### ITEMS
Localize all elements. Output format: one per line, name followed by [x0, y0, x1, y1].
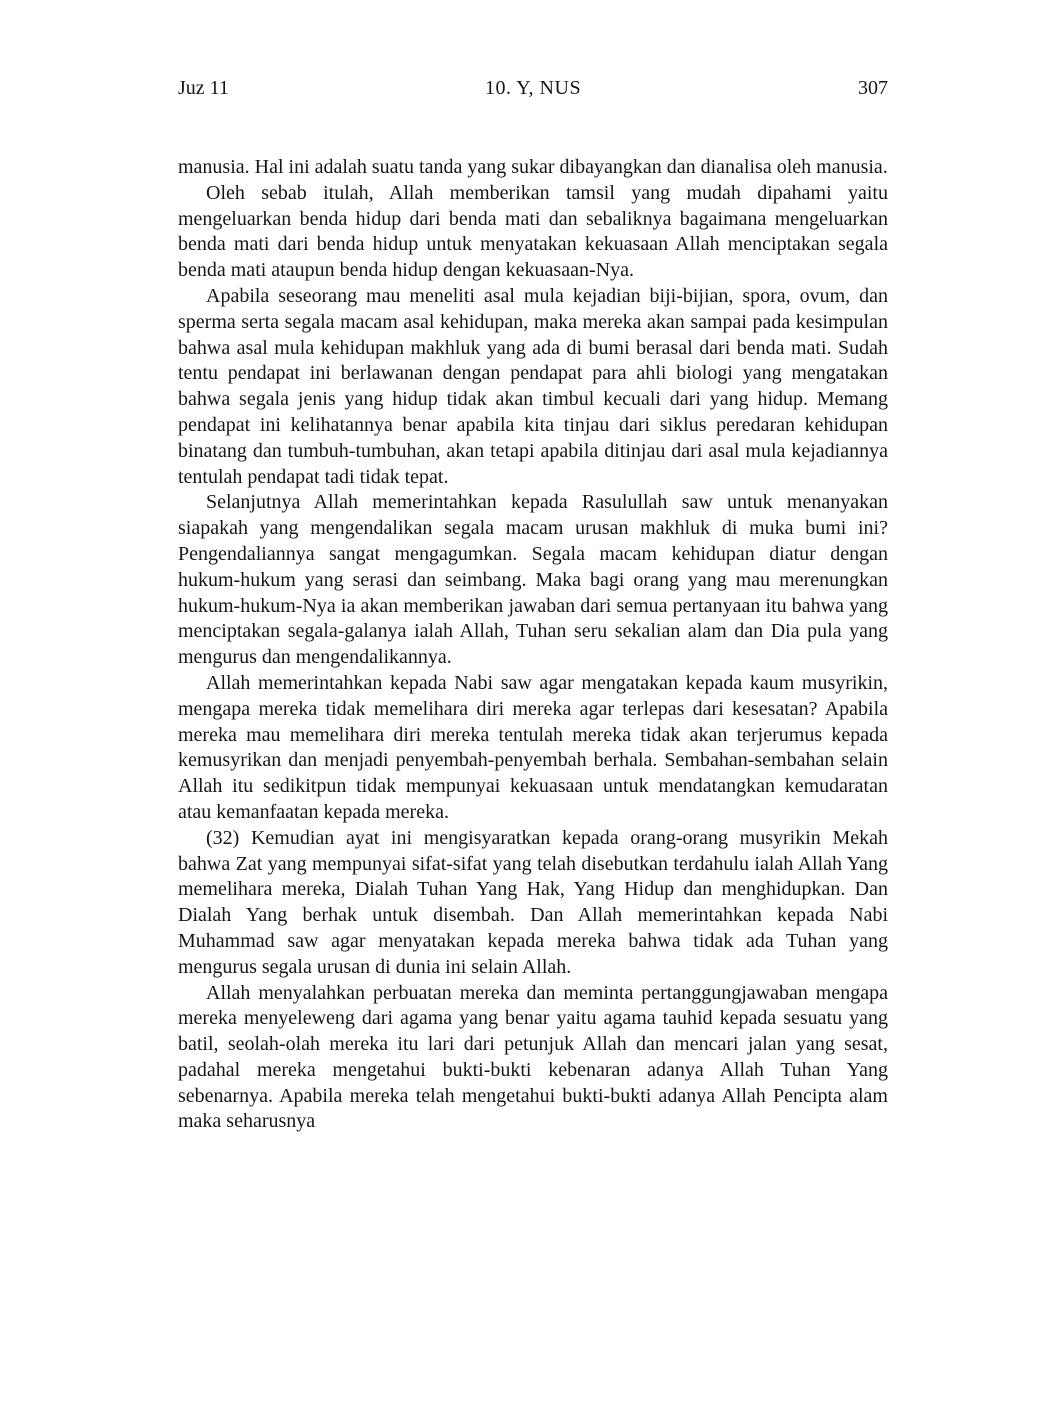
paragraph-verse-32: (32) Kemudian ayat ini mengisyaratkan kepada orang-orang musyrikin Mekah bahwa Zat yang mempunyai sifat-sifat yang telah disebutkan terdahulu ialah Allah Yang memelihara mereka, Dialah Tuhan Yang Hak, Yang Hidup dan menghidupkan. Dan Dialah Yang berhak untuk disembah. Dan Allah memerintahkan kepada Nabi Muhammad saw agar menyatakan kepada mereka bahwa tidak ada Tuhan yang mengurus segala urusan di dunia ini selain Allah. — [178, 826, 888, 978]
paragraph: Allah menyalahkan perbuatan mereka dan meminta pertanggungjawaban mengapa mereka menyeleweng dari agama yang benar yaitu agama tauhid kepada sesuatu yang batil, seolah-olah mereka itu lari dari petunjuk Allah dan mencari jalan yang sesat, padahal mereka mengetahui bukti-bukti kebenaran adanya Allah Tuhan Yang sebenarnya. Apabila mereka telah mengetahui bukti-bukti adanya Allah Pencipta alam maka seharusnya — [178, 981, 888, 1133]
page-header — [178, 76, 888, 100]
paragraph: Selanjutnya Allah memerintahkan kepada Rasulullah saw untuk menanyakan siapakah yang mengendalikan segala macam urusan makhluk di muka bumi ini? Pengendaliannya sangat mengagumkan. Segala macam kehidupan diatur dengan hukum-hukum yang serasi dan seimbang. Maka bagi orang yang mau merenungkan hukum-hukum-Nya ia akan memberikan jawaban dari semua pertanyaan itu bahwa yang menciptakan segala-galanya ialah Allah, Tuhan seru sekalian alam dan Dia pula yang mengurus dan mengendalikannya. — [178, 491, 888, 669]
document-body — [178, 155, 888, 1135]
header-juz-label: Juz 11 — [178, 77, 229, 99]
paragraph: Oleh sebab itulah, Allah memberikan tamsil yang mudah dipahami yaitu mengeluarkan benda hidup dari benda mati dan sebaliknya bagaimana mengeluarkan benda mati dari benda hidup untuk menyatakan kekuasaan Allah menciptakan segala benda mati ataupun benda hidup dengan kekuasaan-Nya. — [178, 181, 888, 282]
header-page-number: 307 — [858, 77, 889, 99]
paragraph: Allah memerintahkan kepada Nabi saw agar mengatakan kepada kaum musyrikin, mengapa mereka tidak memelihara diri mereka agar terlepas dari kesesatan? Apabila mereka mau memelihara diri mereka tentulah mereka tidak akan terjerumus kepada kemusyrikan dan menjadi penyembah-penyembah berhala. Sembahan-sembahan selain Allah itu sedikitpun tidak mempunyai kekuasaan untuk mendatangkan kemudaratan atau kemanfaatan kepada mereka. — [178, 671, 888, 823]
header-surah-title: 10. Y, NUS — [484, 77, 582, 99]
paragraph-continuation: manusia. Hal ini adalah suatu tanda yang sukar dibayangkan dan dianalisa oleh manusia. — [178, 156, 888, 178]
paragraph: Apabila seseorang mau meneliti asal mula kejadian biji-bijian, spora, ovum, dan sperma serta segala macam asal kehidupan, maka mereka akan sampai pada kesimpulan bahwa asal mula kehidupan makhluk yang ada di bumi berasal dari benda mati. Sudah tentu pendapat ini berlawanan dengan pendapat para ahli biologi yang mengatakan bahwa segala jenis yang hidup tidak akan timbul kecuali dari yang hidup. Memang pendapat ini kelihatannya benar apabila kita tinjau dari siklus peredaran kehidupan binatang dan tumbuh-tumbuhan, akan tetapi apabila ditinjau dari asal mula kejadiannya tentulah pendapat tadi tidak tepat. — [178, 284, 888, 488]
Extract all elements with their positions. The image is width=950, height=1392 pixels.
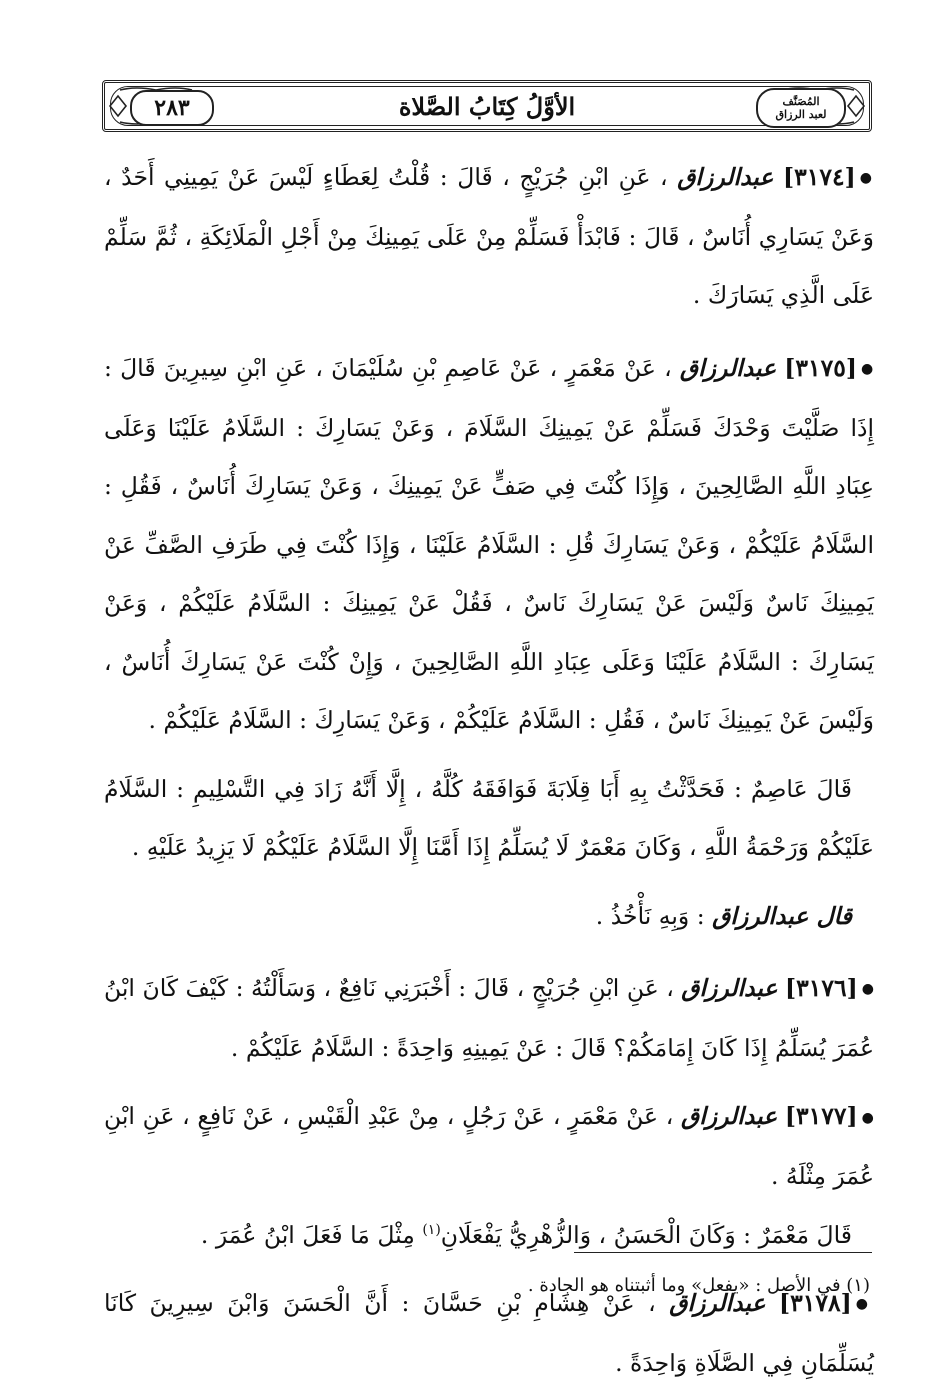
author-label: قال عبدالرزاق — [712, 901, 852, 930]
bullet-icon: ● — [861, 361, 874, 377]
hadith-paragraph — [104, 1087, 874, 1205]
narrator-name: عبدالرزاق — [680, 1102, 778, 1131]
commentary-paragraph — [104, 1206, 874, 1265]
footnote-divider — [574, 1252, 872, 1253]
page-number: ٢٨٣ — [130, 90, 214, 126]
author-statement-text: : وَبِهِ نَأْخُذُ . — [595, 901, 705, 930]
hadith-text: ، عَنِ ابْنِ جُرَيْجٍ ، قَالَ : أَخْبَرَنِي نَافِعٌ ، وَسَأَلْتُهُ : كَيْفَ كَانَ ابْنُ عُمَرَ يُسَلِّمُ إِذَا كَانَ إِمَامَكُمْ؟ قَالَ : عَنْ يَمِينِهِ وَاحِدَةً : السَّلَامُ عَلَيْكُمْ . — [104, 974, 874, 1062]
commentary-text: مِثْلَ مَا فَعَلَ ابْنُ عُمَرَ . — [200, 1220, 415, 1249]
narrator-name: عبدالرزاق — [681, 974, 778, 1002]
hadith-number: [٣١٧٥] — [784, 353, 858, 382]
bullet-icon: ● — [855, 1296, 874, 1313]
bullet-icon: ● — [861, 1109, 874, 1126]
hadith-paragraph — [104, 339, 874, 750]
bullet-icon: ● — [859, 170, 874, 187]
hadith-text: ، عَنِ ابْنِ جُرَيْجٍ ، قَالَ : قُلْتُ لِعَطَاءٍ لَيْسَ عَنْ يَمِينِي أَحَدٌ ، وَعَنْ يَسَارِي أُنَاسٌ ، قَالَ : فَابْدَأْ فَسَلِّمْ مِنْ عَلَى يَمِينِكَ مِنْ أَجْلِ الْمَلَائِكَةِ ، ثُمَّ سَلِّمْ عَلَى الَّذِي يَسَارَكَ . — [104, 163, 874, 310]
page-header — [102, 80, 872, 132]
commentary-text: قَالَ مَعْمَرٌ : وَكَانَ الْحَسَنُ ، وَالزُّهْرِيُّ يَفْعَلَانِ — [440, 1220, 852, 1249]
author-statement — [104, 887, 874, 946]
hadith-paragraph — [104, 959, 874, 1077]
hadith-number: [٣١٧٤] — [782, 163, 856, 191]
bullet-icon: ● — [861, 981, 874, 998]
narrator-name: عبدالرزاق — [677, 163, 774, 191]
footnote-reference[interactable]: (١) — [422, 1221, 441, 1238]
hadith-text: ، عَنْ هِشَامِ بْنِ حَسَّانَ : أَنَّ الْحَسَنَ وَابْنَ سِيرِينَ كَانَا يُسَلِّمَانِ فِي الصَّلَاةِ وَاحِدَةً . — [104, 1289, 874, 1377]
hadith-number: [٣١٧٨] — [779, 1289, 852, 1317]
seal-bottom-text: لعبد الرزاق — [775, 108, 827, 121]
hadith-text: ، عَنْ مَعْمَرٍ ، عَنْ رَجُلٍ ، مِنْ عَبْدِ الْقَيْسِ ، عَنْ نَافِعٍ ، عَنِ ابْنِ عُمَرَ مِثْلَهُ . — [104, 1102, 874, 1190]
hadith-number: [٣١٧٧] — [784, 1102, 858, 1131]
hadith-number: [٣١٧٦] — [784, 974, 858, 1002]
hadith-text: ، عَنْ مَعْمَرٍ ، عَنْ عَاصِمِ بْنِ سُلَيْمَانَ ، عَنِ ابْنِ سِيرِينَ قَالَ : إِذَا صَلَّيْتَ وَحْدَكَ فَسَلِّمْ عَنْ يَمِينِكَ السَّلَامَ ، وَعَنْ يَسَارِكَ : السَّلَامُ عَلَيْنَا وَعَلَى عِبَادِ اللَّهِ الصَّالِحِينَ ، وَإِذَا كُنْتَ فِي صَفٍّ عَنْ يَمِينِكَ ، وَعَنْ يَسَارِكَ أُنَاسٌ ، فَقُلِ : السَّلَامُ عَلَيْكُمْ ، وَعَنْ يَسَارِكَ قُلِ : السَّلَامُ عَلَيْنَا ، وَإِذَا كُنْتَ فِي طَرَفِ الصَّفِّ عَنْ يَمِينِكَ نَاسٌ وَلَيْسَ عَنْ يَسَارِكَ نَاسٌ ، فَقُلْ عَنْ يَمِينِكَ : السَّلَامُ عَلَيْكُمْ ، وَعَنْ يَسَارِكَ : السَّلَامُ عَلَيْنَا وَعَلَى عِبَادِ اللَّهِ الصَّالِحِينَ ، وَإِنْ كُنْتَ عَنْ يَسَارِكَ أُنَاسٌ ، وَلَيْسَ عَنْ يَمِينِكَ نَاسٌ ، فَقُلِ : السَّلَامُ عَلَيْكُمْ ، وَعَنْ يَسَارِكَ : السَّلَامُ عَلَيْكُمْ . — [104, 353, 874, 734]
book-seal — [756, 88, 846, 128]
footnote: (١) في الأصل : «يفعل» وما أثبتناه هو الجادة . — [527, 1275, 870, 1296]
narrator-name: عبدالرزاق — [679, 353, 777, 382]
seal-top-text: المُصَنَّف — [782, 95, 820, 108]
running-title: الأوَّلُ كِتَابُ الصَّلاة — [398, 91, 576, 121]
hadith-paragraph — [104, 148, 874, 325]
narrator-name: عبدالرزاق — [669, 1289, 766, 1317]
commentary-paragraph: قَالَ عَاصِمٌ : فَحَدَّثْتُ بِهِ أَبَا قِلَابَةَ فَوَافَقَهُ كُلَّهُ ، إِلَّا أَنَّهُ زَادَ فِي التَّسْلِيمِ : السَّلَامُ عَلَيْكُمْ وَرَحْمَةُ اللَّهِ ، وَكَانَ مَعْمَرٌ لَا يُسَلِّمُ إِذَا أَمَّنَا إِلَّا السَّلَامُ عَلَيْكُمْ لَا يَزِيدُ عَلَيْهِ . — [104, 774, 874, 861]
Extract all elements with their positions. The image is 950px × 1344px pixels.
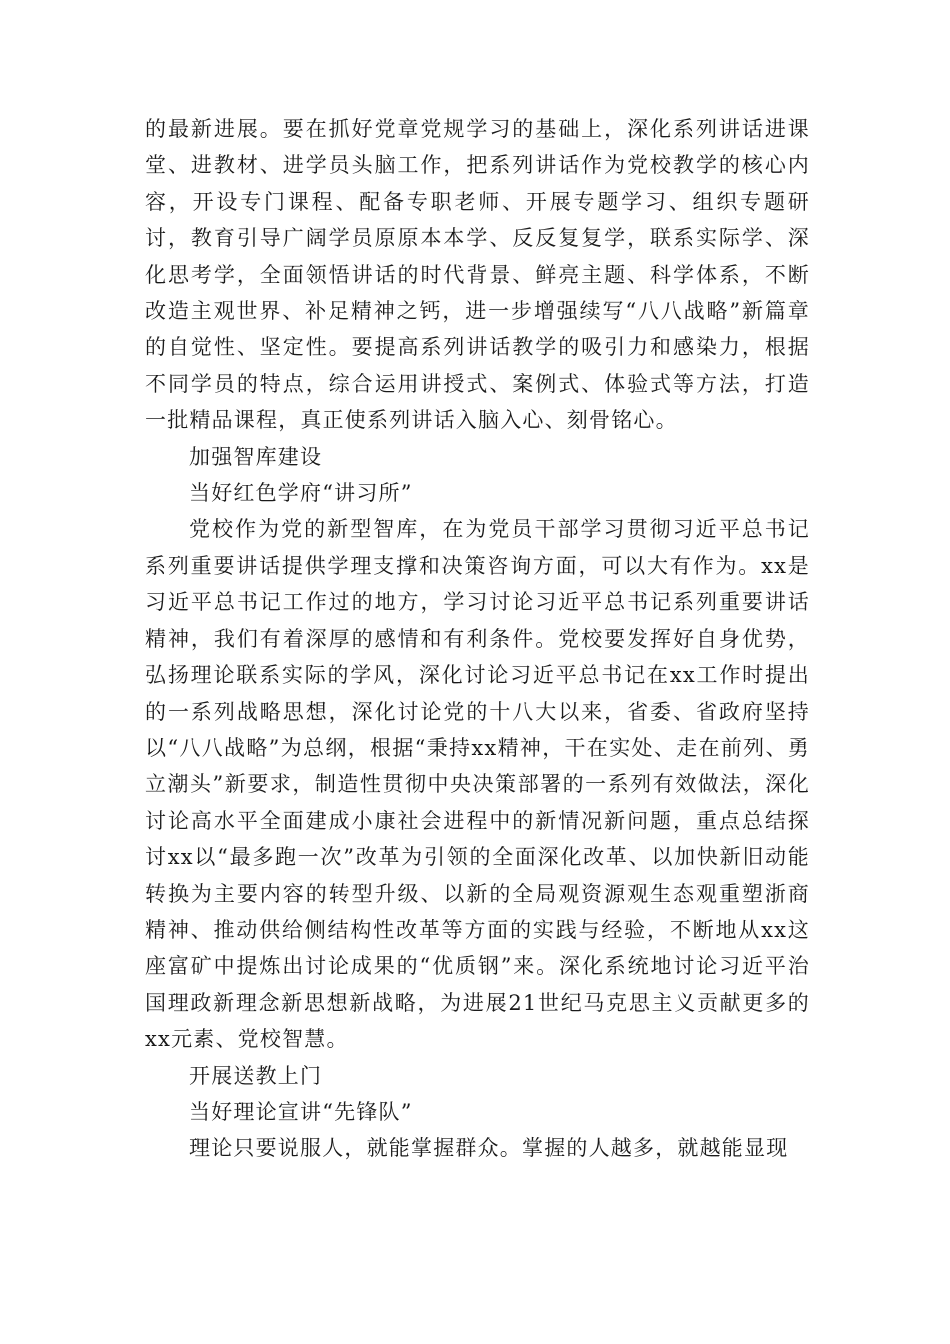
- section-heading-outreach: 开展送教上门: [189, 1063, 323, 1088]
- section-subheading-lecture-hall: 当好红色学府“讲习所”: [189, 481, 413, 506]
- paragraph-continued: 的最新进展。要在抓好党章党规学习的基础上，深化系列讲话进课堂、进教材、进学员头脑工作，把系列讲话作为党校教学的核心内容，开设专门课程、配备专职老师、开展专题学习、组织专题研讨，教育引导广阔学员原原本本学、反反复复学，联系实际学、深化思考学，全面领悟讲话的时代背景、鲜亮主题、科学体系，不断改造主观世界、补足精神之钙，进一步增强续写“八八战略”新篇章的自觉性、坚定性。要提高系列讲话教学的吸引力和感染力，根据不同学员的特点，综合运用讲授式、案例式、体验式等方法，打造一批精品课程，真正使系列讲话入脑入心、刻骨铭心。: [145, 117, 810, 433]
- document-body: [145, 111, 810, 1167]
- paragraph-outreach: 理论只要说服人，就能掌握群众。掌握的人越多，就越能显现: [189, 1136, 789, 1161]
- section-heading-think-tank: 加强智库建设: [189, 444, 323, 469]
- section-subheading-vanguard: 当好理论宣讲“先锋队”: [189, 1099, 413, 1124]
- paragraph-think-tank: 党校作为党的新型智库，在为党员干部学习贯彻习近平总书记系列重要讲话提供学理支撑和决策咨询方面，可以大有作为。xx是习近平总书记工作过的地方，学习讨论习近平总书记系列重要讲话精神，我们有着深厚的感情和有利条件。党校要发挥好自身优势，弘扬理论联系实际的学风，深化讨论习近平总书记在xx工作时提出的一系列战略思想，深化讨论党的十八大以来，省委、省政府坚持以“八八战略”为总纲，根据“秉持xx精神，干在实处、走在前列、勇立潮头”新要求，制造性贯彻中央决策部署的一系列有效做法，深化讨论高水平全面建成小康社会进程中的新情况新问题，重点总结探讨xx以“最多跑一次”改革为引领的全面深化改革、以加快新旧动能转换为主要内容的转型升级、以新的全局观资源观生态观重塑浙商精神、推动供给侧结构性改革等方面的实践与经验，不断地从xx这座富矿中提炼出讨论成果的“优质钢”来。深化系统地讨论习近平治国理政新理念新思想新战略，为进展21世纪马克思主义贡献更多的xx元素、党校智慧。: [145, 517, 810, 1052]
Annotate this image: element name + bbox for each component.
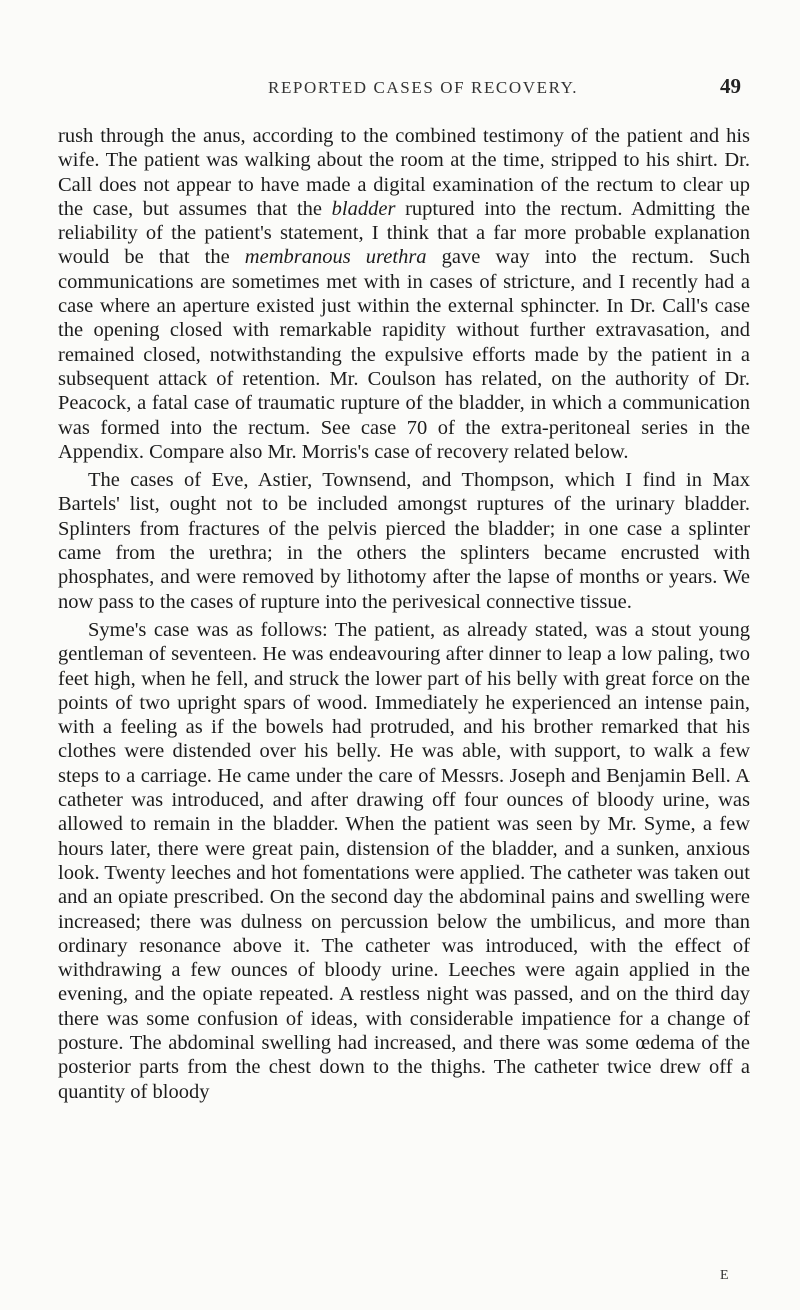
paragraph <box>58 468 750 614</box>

### WHAT THE TASK REQUIRES
Copy the stretch of the records above from the line that contains "paragraph-verse-32: (32) Kemudian" through the line that contains "page-header — [178, 76, 888, 100]", including both of those lines, with every character unchanged.

### EXERCISE ANSWER
paragraph-verse-32: (32) Kemudian ayat ini mengisyaratkan kepada orang-orang musyrikin Mekah bahwa Zat yang mempunyai sifat-sifat yang telah disebutkan terdahulu ialah Allah Yang memelihara mereka, Dialah Tuhan Yang Hak, Yang Hidup dan menghidupkan. Dan Dialah Yang berhak untuk disembah. Dan Allah memerintahkan kepada Nabi Muhammad saw agar menyatakan kepada mereka bahwa tidak ada Tuhan yang mengurus segala urusan di dunia ini selain Allah. — [178, 826, 888, 978]
paragraph: Allah menyalahkan perbuatan mereka dan meminta pertanggungjawaban mengapa mereka menyeleweng dari agama yang benar yaitu agama tauhid kepada sesuatu yang batil, seolah-olah mereka itu lari dari petunjuk Allah dan mencari jalan yang sesat, padahal mereka mengetahui bukti-bukti kebenaran adanya Allah Tuhan Yang sebenarnya. Apabila mereka telah mengetahui bukti-bukti adanya Allah Pencipta alam maka seharusnya — [178, 981, 888, 1133]
page-header — [178, 76, 888, 100]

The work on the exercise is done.